Directions for this task
Below are some records; give them all again exactly, but not the pictures.

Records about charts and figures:
* * * * * * *

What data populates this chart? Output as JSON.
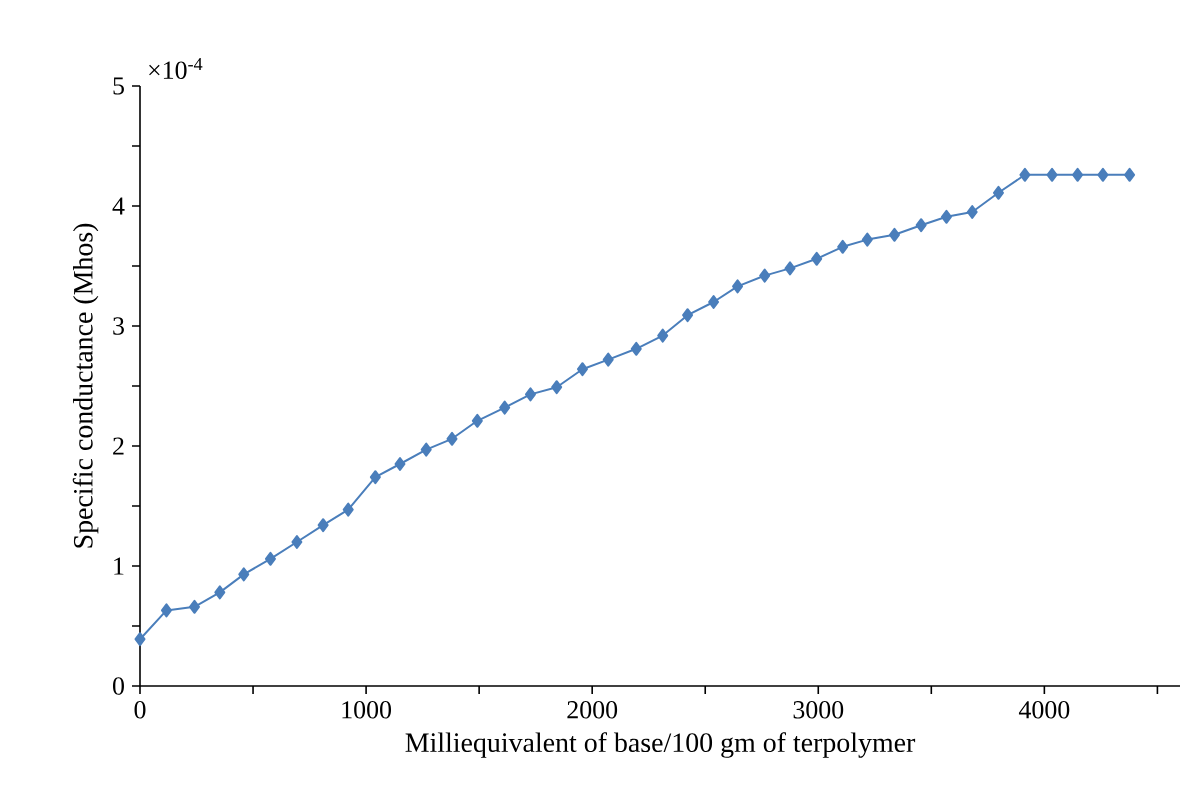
{
  "chart_data": {
    "type": "line",
    "xlabel": "Milliequivalent of base/100 gm of terpolymer",
    "ylabel": "Specific conductance (Mhos)",
    "annotations": [
      "×10$^{-4}$"
    ],
    "x": [
      0,
      117,
      241,
      353,
      459,
      577,
      694,
      810,
      921,
      1041,
      1150,
      1266,
      1380,
      1492,
      1613,
      1727,
      1843,
      1957,
      2071,
      2195,
      2312,
      2422,
      2537,
      2643,
      2763,
      2875,
      2993,
      3108,
      3217,
      3337,
      3455,
      3567,
      3681,
      3797,
      3914,
      4034,
      4147,
      4259,
      4377
    ],
    "series": [
      {
        "color": "#4a7ebb",
        "values": [
          0.39,
          0.63,
          0.66,
          0.78,
          0.93,
          1.06,
          1.2,
          1.34,
          1.47,
          1.74,
          1.85,
          1.97,
          2.06,
          2.21,
          2.32,
          2.43,
          2.49,
          2.64,
          2.72,
          2.81,
          2.92,
          3.09,
          3.2,
          3.33,
          3.42,
          3.48,
          3.56,
          3.66,
          3.72,
          3.76,
          3.84,
          3.91,
          3.95,
          4.11,
          4.26,
          4.26,
          4.26,
          4.26,
          4.26
        ]
      }
    ],
    "xlim": [
      0,
      4600
    ],
    "ylim": [
      0,
      5
    ],
    "xticks": [
      0,
      {
        "value": 500,
        "label": null
      },
      1000,
      {
        "value": 1500,
        "label": null
      },
      2000,
      {
        "value": 2500,
        "label": null
      },
      3000,
      {
        "value": 3500,
        "label": null
      },
      4000,
      {
        "value": 4500,
        "label": null
      }
    ],
    "yticks": [
      0,
      {
        "value": 0.5,
        "label": null
      },
      1,
      {
        "value": 1.5,
        "label": null
      },
      2,
      {
        "value": 2.5,
        "label": null
      },
      3,
      {
        "value": 3.5,
        "label": null
      },
      4,
      {
        "value": 4.5,
        "label": null
      },
      5
    ],
    "grid": false,
    "marker": "diamond",
    "line_style": "solid"
  }
}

* * * * * * *

Completed task
What data populates this chart? Output as JSON.
{
  "chart_data": {
    "type": "line",
    "xlabel": "Milliequivalent of base/100 gm of terpolymer",
    "ylabel": "Specific conductance (Mhos)",
    "annotations": [
      "×10$^{-4}$"
    ],
    "x": [
      0,
      117,
      241,
      353,
      459,
      577,
      694,
      810,
      921,
      1041,
      1150,
      1266,
      1380,
      1492,
      1613,
      1727,
      1843,
      1957,
      2071,
      2195,
      2312,
      2422,
      2537,
      2643,
      2763,
      2875,
      2993,
      3108,
      3217,
      3337,
      3455,
      3567,
      3681,
      3797,
      3914,
      4034,
      4147,
      4259,
      4377
    ],
    "series": [
      {
        "color": "#4a7ebb",
        "values": [
          0.39,
          0.63,
          0.66,
          0.78,
          0.93,
          1.06,
          1.2,
          1.34,
          1.47,
          1.74,
          1.85,
          1.97,
          2.06,
          2.21,
          2.32,
          2.43,
          2.49,
          2.64,
          2.72,
          2.81,
          2.92,
          3.09,
          3.2,
          3.33,
          3.42,
          3.48,
          3.56,
          3.66,
          3.72,
          3.76,
          3.84,
          3.91,
          3.95,
          4.11,
          4.26,
          4.26,
          4.26,
          4.26,
          4.26
        ]
      }
    ],
    "xlim": [
      0,
      4600
    ],
    "ylim": [
      0,
      5
    ],
    "xticks": [
      0,
      {
        "value": 500,
        "label": null
      },
      1000,
      {
        "value": 1500,
        "label": null
      },
      2000,
      {
        "value": 2500,
        "label": null
      },
      3000,
      {
        "value": 3500,
        "label": null
      },
      4000,
      {
        "value": 4500,
        "label": null
      }
    ],
    "yticks": [
      0,
      {
        "value": 0.5,
        "label": null
      },
      1,
      {
        "value": 1.5,
        "label": null
      },
      2,
      {
        "value": 2.5,
        "label": null
      },
      3,
      {
        "value": 3.5,
        "label": null
      },
      4,
      {
        "value": 4.5,
        "label": null
      },
      5
    ],
    "grid": false,
    "marker": "diamond",
    "line_style": "solid"
  }
}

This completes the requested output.